Records contained in a dataset
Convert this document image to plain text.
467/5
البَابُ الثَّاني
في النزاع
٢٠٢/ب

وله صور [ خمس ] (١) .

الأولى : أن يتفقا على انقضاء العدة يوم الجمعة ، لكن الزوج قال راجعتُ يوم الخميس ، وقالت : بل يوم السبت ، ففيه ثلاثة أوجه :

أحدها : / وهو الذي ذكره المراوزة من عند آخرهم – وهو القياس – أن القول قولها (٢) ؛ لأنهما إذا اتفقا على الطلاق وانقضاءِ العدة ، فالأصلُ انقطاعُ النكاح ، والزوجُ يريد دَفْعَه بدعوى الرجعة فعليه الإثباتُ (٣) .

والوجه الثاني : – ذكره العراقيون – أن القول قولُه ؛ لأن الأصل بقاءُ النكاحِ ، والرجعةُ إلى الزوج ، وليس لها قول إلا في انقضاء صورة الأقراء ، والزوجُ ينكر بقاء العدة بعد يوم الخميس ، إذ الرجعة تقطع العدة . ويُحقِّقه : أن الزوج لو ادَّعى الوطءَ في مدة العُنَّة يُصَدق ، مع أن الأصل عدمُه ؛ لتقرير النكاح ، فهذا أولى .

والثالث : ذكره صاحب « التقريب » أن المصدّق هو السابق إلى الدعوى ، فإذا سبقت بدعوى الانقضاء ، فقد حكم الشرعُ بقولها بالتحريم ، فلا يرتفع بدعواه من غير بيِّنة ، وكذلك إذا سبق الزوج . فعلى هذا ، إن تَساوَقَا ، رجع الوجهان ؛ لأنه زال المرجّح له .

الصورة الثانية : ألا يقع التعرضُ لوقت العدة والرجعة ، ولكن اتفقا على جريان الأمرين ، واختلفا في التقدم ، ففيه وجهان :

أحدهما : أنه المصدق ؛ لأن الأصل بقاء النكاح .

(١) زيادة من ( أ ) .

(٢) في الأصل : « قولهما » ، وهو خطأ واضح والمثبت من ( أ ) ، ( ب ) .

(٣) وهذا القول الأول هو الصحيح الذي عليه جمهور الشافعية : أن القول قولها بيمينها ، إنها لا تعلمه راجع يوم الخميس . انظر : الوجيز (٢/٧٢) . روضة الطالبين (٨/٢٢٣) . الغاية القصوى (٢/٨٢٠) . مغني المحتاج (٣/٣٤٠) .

Directions:
Repeat all entries. Match them exactly.

Result below:
Convert this document image to plain text.
467/5
البَابُ الثَّاني
في النزاع
٢٠٢/ب

وله صور [ خمس ] (١) .

الأولى : أن يتفقا على انقضاء العدة يوم الجمعة ، لكن الزوج قال راجعتُ يوم الخميس ، وقالت : بل يوم السبت ، ففيه ثلاثة أوجه :

أحدها : / وهو الذي ذكره المراوزة من عند آخرهم – وهو القياس – أن القول قولها (٢) ؛ لأنهما إذا اتفقا على الطلاق وانقضاءِ العدة ، فالأصلُ انقطاعُ النكاح ، والزوجُ يريد دَفْعَه بدعوى الرجعة فعليه الإثباتُ (٣) .

والوجه الثاني : – ذكره العراقيون – أن القول قولُه ؛ لأن الأصل بقاءُ النكاحِ ، والرجعةُ إلى الزوج ، وليس لها قول إلا في انقضاء صورة الأقراء ، والزوجُ ينكر بقاء العدة بعد يوم الخميس ، إذ الرجعة تقطع العدة . ويُحقِّقه : أن الزوج لو ادَّعى الوطءَ في مدة العُنَّة يُصَدق ، مع أن الأصل عدمُه ؛ لتقرير النكاح ، فهذا أولى .

والثالث : ذكره صاحب « التقريب » أن المصدّق هو السابق إلى الدعوى ، فإذا سبقت بدعوى الانقضاء ، فقد حكم الشرعُ بقولها بالتحريم ، فلا يرتفع بدعواه من غير بيِّنة ، وكذلك إذا سبق الزوج . فعلى هذا ، إن تَساوَقَا ، رجع الوجهان ؛ لأنه زال المرجّح له .

الصورة الثانية : ألا يقع التعرضُ لوقت العدة والرجعة ، ولكن اتفقا على جريان الأمرين ، واختلفا في التقدم ، ففيه وجهان :

أحدهما : أنه المصدق ؛ لأن الأصل بقاء النكاح .

(١) زيادة من ( أ ) .

(٢) في الأصل : « قولهما » ، وهو خطأ واضح والمثبت من ( أ ) ، ( ب ) .

(٣) وهذا القول الأول هو الصحيح الذي عليه جمهور الشافعية : أن القول قولها بيمينها ، إنها لا تعلمه راجع يوم الخميس . انظر : الوجيز (٢/٧٢) . روضة الطالبين (٨/٢٢٣) . الغاية القصوى (٢/٨٢٠) . مغني المحتاج (٣/٣٤٠) .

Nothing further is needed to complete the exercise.